Objective: Only the pictures are left out: repeat the rest of the entries exactly.

(Stored records)
______

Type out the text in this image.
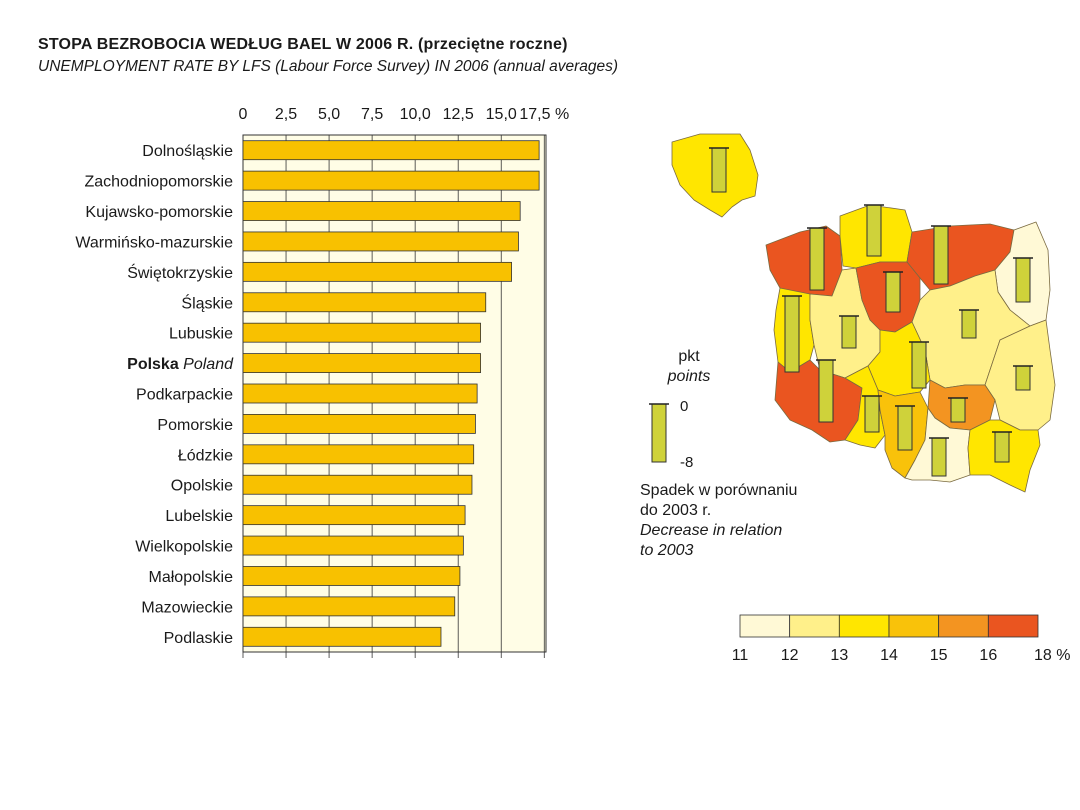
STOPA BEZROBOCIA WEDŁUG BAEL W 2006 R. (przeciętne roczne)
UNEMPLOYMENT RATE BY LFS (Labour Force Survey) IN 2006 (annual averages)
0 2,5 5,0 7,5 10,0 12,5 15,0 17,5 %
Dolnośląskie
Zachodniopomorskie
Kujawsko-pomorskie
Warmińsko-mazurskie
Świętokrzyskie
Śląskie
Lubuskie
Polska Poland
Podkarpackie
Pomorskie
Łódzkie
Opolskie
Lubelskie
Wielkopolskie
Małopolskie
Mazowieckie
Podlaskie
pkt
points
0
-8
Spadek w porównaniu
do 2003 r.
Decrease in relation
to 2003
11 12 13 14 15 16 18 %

______

Solution to this task:
Type out the text in this image.
STOPA BEZROBOCIA WEDŁUG BAEL W 2006 R. (przeciętne roczne)
UNEMPLOYMENT RATE BY LFS (Labour Force Survey) IN 2006 (annual averages)
0 2,5 5,0 7,5 10,0 12,5 15,0 17,5 %
Dolnośląskie
Zachodniopomorskie
Kujawsko-pomorskie
Warmińsko-mazurskie
Świętokrzyskie
Śląskie
Lubuskie
Polska Poland
Podkarpackie
Pomorskie
Łódzkie
Opolskie
Lubelskie
Wielkopolskie
Małopolskie
Mazowieckie
Podlaskie
pkt
points
0
-8
Spadek w porównaniu
do 2003 r.
Decrease in relation
to 2003
11 12 13 14 15 16 18 %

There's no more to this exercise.